Give back the full listing verbatim, apart from its images.

Source records:
-*-*-

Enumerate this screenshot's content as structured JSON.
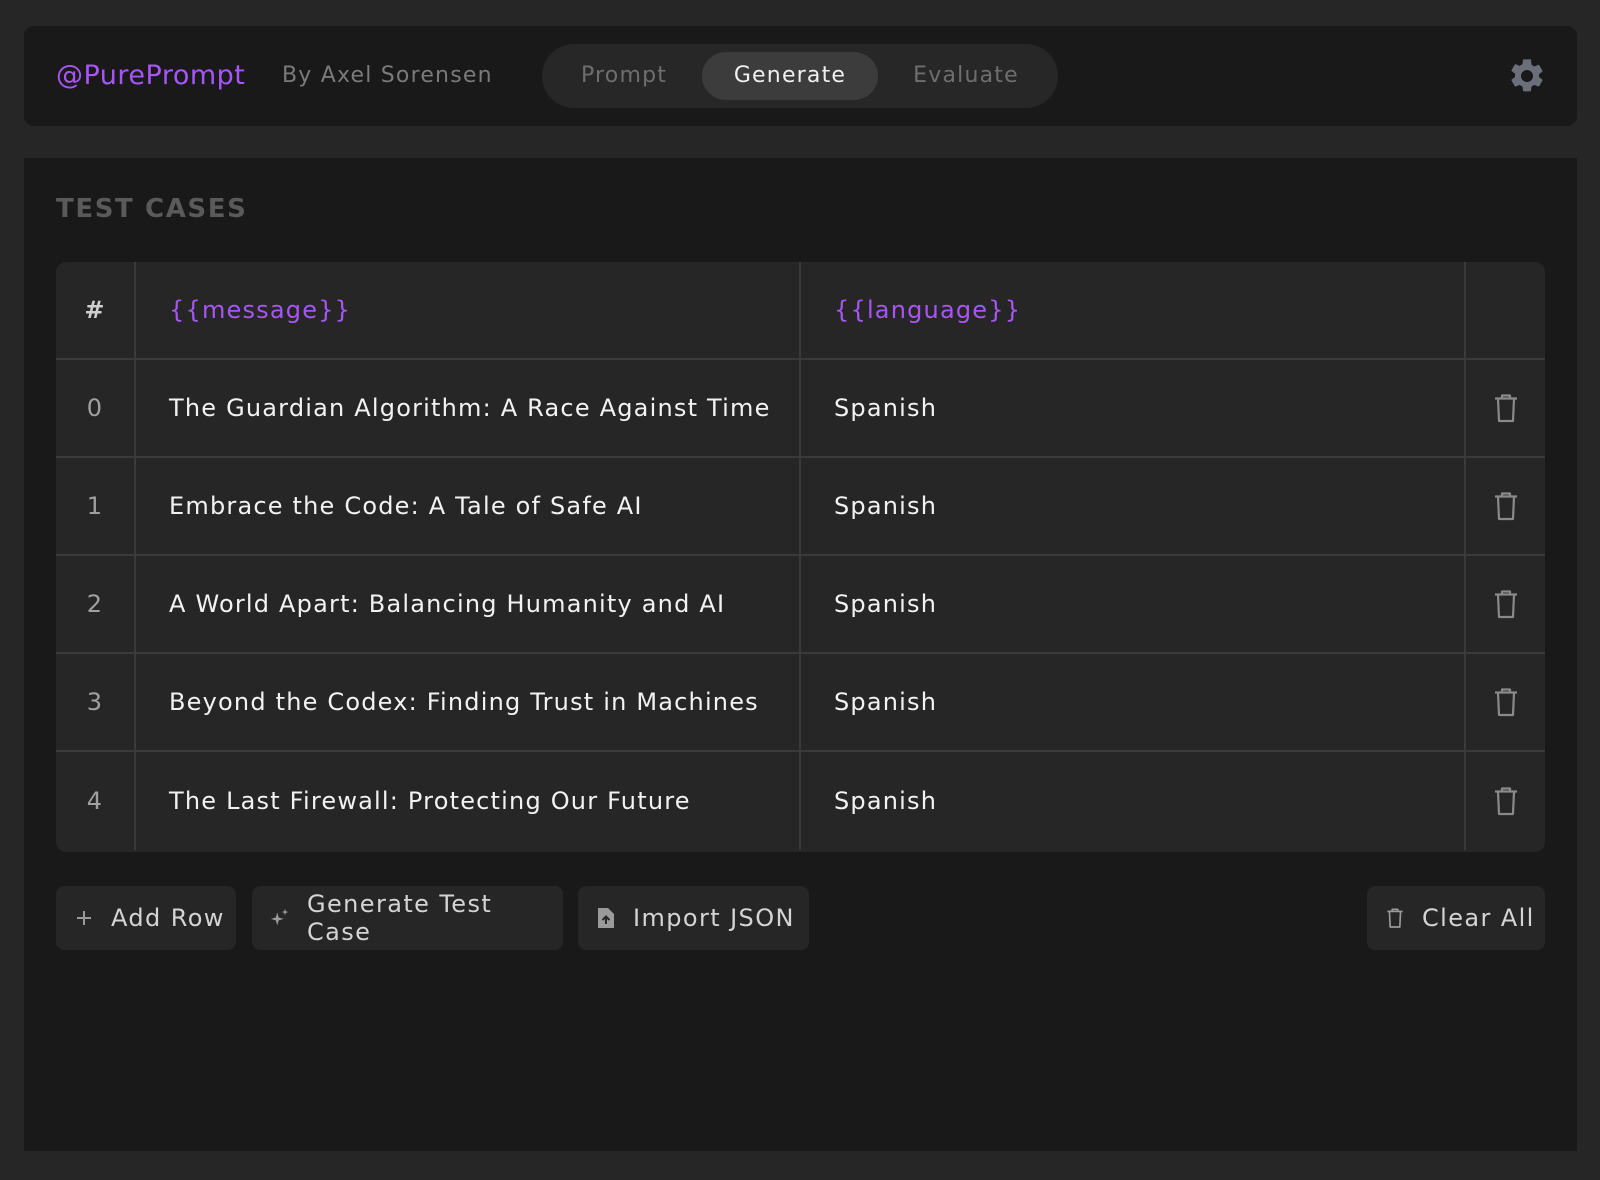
{
  "header": {
    "brand": "@PurePrompt",
    "author": "By Axel Sorensen",
    "tabs": [
      {
        "label": "Prompt",
        "active": false
      },
      {
        "label": "Generate",
        "active": true
      },
      {
        "label": "Evaluate",
        "active": false
      }
    ],
    "settings_icon": "gear-icon"
  },
  "test_cases": {
    "title": "TEST CASES",
    "columns": [
      "#",
      "{{message}}",
      "{{language}}",
      ""
    ],
    "rows": [
      {
        "index": "0",
        "message": "The Guardian Algorithm: A Race Against Time",
        "language": "Spanish"
      },
      {
        "index": "1",
        "message": "Embrace the Code: A Tale of Safe AI",
        "language": "Spanish"
      },
      {
        "index": "2",
        "message": "A World Apart: Balancing Humanity and AI",
        "language": "Spanish"
      },
      {
        "index": "3",
        "message": "Beyond the Codex: Finding Trust in Machines",
        "language": "Spanish"
      },
      {
        "index": "4",
        "message": "The Last Firewall: Protecting Our Future",
        "language": "Spanish"
      }
    ],
    "row_action_icon": "trash-icon"
  },
  "actions": {
    "add_row": "Add Row",
    "generate_test_case": "Generate Test Case",
    "import_json": "Import JSON",
    "clear_all": "Clear All"
  },
  "colors": {
    "accent": "#a855f7",
    "background": "#262626",
    "panel": "#191919"
  }
}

-*-*-

- **Exercise output**
Enumerate this screenshot's content as structured JSON.
{
  "header": {
    "brand": "@PurePrompt",
    "author": "By Axel Sorensen",
    "tabs": [
      {
        "label": "Prompt",
        "active": false
      },
      {
        "label": "Generate",
        "active": true
      },
      {
        "label": "Evaluate",
        "active": false
      }
    ],
    "settings_icon": "gear-icon"
  },
  "test_cases": {
    "title": "TEST CASES",
    "columns": [
      "#",
      "{{message}}",
      "{{language}}",
      ""
    ],
    "rows": [
      {
        "index": "0",
        "message": "The Guardian Algorithm: A Race Against Time",
        "language": "Spanish"
      },
      {
        "index": "1",
        "message": "Embrace the Code: A Tale of Safe AI",
        "language": "Spanish"
      },
      {
        "index": "2",
        "message": "A World Apart: Balancing Humanity and AI",
        "language": "Spanish"
      },
      {
        "index": "3",
        "message": "Beyond the Codex: Finding Trust in Machines",
        "language": "Spanish"
      },
      {
        "index": "4",
        "message": "The Last Firewall: Protecting Our Future",
        "language": "Spanish"
      }
    ],
    "row_action_icon": "trash-icon"
  },
  "actions": {
    "add_row": "Add Row",
    "generate_test_case": "Generate Test Case",
    "import_json": "Import JSON",
    "clear_all": "Clear All"
  },
  "colors": {
    "accent": "#a855f7",
    "background": "#262626",
    "panel": "#191919"
  }
}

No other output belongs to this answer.